= Aim of the exercise =
Extract every record, keeping each one exactly as it is.
--- start Material for this exercise ---
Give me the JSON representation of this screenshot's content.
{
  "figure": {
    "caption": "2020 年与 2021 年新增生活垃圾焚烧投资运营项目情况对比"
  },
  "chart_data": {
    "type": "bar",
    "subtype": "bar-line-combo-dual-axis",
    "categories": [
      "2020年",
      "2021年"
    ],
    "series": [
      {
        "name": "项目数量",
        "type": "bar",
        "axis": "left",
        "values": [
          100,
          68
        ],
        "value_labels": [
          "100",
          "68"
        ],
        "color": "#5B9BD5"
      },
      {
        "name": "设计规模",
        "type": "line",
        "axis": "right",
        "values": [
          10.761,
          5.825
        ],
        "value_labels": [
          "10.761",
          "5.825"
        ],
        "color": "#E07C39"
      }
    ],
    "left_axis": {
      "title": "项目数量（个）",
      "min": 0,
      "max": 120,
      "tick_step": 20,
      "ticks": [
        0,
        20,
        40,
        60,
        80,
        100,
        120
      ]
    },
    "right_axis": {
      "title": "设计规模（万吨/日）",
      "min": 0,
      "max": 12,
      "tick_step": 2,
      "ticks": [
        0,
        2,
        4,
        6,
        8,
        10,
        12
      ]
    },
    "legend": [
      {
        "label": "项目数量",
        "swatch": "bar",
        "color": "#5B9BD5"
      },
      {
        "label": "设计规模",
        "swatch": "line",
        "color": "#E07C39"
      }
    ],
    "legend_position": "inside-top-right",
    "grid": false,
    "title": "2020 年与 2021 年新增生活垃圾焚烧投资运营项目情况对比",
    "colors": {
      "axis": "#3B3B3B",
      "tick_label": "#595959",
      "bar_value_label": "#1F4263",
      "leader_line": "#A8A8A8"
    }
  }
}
--- end Material for this exercise ---
= Correct result =
Give me the JSON representation of this screenshot's content.
{
  "figure": {
    "caption": "2020 年与 2021 年新增生活垃圾焚烧投资运营项目情况对比"
  },
  "chart_data": {
    "type": "bar",
    "subtype": "bar-line-combo-dual-axis",
    "categories": [
      "2020年",
      "2021年"
    ],
    "series": [
      {
        "name": "项目数量",
        "type": "bar",
        "axis": "left",
        "values": [
          100,
          68
        ],
        "value_labels": [
          "100",
          "68"
        ],
        "color": "#5B9BD5"
      },
      {
        "name": "设计规模",
        "type": "line",
        "axis": "right",
        "values": [
          10.761,
          5.825
        ],
        "value_labels": [
          "10.761",
          "5.825"
        ],
        "color": "#E07C39"
      }
    ],
    "left_axis": {
      "title": "项目数量（个）",
      "min": 0,
      "max": 120,
      "tick_step": 20,
      "ticks": [
        0,
        20,
        40,
        60,
        80,
        100,
        120
      ]
    },
    "right_axis": {
      "title": "设计规模（万吨/日）",
      "min": 0,
      "max": 12,
      "tick_step": 2,
      "ticks": [
        0,
        2,
        4,
        6,
        8,
        10,
        12
      ]
    },
    "legend": [
      {
        "label": "项目数量",
        "swatch": "bar",
        "color": "#5B9BD5"
      },
      {
        "label": "设计规模",
        "swatch": "line",
        "color": "#E07C39"
      }
    ],
    "legend_position": "inside-top-right",
    "grid": false,
    "title": "2020 年与 2021 年新增生活垃圾焚烧投资运营项目情况对比",
    "colors": {
      "axis": "#3B3B3B",
      "tick_label": "#595959",
      "bar_value_label": "#1F4263",
      "leader_line": "#A8A8A8"
    }
  }
}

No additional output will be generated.